## [Work instructions]
Report only how many lines of the entries below contain the string "FRITZ".

[Collected data entries]
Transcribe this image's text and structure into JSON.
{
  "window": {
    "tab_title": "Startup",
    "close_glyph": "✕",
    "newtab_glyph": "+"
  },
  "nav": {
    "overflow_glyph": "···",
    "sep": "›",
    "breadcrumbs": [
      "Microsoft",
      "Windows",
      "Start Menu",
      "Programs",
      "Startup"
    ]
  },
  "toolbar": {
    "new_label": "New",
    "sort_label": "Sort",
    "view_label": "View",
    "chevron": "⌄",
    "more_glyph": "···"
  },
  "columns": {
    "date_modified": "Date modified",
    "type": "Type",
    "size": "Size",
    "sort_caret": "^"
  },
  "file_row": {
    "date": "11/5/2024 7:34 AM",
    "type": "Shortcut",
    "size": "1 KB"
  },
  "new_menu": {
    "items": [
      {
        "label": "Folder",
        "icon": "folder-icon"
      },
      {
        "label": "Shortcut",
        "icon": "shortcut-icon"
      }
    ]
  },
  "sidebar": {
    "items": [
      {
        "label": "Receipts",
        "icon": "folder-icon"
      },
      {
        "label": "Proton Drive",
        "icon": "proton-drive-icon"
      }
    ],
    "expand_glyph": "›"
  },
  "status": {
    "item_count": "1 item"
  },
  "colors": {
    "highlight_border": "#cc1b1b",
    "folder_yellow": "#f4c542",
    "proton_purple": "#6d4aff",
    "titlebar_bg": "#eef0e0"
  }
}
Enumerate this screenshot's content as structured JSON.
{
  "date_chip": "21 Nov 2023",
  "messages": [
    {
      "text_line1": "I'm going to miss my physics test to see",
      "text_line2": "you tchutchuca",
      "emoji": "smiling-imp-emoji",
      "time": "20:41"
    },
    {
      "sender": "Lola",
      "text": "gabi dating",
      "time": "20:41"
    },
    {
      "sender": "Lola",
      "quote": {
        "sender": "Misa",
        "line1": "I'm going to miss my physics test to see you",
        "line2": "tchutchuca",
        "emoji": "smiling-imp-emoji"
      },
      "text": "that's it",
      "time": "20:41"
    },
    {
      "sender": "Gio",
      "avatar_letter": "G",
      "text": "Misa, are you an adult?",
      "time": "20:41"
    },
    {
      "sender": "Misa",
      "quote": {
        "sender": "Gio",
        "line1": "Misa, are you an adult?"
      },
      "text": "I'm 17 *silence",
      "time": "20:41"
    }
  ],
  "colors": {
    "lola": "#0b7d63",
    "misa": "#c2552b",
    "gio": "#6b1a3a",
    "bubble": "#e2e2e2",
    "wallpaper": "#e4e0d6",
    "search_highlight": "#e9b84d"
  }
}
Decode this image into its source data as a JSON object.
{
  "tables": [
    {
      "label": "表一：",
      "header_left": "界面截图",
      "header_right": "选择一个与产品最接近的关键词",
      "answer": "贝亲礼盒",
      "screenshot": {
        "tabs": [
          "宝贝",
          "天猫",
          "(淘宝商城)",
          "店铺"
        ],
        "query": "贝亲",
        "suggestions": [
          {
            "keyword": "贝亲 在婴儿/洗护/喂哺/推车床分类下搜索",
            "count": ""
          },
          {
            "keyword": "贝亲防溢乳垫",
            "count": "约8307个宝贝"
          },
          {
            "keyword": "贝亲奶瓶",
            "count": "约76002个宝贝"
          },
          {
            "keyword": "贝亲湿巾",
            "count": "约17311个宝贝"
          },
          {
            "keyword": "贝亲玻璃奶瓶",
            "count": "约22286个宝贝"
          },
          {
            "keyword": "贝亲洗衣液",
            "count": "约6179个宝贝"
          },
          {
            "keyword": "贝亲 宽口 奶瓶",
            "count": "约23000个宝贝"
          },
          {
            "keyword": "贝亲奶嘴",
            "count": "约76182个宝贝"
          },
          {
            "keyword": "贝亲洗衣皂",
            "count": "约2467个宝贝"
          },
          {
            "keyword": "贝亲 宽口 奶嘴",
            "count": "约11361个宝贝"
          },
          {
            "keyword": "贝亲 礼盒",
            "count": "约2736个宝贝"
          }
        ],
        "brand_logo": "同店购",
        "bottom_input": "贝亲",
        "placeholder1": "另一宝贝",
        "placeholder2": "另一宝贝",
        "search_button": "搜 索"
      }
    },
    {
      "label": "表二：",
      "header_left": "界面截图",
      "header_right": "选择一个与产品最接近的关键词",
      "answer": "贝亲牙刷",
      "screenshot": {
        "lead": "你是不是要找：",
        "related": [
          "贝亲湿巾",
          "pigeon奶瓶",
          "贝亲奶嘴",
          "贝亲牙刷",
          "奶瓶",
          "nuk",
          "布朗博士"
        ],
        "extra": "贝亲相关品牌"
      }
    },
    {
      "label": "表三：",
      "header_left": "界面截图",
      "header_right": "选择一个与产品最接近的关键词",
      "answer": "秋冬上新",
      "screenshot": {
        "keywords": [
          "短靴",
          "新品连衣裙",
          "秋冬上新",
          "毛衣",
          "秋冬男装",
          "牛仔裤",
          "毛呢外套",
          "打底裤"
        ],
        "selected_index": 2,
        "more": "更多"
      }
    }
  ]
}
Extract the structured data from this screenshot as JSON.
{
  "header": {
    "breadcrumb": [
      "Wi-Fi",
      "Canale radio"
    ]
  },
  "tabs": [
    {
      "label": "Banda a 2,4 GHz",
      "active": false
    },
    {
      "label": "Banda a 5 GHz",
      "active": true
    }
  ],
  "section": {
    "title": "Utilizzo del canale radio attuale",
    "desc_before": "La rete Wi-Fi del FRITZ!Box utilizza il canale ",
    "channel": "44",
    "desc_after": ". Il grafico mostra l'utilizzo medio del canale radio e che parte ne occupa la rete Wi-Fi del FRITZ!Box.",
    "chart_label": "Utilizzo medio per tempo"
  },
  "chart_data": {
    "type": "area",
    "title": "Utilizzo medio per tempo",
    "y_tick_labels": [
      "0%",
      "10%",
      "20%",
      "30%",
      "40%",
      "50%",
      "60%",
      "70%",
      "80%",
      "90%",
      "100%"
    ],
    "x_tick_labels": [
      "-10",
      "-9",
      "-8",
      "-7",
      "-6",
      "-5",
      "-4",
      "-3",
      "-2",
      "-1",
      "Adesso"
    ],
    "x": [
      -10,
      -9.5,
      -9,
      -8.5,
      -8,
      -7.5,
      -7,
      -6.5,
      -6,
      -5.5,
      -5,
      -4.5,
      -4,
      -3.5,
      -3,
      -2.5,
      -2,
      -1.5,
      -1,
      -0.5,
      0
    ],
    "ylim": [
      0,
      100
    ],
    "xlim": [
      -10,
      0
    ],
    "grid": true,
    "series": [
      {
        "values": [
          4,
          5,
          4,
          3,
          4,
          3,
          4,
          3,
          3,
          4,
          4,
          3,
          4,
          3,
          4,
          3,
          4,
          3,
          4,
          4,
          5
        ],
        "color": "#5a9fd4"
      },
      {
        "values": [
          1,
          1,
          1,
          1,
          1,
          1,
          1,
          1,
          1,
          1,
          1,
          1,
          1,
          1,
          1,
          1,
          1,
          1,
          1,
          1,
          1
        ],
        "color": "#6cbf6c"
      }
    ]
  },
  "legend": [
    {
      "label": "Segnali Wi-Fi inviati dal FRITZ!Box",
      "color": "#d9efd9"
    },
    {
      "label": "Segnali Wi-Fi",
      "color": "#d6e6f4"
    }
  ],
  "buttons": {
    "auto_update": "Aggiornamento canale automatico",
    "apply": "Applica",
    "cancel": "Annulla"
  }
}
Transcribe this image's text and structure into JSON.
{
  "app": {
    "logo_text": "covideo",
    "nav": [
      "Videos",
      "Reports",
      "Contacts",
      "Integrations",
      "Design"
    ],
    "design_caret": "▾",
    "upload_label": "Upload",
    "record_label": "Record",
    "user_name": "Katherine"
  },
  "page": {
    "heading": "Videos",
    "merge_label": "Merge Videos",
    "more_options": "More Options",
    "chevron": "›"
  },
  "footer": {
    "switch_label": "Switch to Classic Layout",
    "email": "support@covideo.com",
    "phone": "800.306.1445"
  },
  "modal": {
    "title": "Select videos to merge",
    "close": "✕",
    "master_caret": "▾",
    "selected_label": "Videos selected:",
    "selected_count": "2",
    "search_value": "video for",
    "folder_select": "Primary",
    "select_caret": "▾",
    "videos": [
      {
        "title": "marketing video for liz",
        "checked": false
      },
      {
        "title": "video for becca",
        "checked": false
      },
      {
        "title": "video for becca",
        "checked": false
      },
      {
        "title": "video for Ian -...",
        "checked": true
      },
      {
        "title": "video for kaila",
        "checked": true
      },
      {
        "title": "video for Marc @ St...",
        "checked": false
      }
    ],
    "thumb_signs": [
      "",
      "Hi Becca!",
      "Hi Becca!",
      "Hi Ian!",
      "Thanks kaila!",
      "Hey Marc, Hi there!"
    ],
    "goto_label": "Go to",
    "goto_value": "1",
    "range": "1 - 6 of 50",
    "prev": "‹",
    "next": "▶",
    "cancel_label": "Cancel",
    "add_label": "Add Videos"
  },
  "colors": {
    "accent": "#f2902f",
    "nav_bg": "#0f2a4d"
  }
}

## [Expected answer]
3